Determine how many lines carry the word "label". Output that number only.

[BEGIN PROVIDED DATA]

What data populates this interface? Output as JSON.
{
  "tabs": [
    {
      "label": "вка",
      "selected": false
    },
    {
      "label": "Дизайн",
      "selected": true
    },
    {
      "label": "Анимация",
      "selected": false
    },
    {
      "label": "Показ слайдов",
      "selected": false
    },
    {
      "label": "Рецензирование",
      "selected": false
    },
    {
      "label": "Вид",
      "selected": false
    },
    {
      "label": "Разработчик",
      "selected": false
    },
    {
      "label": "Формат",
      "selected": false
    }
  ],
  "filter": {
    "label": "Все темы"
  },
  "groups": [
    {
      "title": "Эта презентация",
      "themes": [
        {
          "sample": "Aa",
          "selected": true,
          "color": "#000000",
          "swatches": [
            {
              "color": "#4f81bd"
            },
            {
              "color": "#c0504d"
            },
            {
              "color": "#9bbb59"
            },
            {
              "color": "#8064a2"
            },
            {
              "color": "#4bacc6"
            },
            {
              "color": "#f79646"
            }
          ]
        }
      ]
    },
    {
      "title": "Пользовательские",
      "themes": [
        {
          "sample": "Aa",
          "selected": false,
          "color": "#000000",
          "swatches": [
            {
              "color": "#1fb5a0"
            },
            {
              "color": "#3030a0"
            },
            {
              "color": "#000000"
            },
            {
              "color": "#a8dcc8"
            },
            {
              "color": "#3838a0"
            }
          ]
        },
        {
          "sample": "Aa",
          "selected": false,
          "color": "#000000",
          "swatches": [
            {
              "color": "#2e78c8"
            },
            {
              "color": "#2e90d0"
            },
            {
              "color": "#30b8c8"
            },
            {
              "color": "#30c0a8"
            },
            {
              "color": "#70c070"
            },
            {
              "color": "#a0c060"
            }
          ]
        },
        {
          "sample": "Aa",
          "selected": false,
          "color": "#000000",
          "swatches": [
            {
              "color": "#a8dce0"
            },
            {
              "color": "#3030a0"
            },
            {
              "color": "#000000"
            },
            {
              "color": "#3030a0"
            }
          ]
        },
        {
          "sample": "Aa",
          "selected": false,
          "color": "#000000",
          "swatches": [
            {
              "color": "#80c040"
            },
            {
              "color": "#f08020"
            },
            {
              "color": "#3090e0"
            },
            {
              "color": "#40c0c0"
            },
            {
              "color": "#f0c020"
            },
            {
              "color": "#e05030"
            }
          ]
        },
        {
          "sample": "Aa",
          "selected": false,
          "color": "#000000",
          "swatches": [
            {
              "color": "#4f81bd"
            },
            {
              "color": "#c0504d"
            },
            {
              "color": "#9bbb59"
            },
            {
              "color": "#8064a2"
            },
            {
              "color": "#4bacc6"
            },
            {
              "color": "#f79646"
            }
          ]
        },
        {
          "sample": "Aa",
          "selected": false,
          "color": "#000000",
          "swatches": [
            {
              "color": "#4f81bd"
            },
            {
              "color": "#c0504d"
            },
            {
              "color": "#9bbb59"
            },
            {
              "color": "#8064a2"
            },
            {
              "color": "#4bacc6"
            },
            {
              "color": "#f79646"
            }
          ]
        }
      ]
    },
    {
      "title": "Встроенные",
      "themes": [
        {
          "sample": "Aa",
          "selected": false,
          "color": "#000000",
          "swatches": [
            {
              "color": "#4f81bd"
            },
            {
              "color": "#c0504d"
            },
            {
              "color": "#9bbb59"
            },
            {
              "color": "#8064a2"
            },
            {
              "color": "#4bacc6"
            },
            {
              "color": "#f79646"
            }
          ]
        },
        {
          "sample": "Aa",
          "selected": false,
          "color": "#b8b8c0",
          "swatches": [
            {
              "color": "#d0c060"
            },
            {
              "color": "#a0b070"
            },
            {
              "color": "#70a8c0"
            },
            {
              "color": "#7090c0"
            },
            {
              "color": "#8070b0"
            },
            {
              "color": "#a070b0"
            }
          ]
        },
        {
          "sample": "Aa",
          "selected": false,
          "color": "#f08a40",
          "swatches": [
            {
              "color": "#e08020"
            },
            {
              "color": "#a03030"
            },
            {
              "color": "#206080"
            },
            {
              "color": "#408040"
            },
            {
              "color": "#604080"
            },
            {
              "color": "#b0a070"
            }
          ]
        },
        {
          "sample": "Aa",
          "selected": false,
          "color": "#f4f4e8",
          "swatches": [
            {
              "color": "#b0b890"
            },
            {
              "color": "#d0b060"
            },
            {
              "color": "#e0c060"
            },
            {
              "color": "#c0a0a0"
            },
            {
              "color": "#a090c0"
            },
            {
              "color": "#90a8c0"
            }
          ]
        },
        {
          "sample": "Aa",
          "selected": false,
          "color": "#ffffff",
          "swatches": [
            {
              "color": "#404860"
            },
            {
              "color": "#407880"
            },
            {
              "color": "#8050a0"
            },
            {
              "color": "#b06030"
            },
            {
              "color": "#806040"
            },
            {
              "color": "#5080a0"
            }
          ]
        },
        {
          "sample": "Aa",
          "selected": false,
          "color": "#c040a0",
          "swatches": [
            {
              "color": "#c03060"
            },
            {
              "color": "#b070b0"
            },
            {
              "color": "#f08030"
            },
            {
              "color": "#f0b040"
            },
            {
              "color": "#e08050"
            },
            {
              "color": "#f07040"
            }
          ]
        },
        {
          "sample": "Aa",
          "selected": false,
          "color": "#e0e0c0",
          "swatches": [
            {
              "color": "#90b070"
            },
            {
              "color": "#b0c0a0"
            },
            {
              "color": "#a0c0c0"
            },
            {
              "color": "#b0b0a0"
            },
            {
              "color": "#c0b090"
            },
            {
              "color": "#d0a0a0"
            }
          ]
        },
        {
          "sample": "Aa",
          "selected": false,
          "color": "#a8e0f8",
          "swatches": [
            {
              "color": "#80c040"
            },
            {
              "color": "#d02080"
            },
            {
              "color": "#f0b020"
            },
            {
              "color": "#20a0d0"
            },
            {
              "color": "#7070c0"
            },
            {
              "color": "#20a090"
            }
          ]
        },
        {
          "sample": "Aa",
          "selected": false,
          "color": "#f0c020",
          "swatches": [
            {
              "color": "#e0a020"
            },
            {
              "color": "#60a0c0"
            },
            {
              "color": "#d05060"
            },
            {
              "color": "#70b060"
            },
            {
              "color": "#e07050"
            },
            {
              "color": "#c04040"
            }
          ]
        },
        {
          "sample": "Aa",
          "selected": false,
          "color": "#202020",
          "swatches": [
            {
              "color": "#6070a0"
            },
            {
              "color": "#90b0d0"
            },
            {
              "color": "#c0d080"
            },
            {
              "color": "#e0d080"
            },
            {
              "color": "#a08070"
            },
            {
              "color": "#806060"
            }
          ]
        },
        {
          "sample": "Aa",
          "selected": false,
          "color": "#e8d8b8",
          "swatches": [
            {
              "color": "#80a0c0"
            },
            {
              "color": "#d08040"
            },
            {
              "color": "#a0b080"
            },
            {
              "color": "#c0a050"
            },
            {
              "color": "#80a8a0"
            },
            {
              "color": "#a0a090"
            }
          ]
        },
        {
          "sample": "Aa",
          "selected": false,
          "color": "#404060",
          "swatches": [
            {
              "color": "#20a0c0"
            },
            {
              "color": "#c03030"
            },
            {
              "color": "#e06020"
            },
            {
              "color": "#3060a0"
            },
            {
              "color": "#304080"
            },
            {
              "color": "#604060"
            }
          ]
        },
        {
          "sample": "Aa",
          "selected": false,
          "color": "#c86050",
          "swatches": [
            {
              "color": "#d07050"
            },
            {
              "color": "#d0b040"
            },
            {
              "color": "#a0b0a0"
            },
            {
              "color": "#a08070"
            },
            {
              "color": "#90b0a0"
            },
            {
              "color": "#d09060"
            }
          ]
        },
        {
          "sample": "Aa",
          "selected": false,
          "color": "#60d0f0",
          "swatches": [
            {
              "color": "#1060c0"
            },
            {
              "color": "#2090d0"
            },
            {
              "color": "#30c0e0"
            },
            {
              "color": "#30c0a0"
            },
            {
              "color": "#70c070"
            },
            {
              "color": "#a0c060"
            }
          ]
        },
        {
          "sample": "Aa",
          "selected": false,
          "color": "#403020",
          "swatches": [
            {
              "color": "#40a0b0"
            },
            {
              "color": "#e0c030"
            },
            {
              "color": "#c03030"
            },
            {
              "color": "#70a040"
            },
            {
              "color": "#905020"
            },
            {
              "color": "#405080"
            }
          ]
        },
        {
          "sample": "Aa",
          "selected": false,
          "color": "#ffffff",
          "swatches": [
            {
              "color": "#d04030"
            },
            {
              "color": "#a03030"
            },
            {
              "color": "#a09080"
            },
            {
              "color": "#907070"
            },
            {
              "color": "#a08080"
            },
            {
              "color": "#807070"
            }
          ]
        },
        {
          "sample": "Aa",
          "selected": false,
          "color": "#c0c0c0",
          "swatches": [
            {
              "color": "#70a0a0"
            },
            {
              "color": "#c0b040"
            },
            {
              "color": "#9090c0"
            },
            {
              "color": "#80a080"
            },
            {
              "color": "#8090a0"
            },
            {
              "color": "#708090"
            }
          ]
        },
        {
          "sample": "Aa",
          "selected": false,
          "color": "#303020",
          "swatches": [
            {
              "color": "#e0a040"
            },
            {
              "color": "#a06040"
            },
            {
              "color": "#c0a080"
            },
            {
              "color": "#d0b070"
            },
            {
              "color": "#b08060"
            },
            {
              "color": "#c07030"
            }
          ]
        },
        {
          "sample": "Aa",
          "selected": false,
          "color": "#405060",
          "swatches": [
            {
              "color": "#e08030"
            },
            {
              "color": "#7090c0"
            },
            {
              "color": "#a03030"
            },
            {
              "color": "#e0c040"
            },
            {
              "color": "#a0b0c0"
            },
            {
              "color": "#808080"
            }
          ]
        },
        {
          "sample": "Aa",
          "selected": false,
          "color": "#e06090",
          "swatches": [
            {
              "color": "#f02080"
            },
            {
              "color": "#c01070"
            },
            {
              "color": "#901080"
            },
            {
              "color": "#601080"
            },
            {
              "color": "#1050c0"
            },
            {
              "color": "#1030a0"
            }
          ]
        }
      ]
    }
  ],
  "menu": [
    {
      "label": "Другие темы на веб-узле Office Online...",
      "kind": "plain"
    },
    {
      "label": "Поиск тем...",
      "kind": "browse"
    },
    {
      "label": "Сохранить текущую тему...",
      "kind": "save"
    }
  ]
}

[END PROVIDED DATA]

▶ **FULL SOLUTION**
12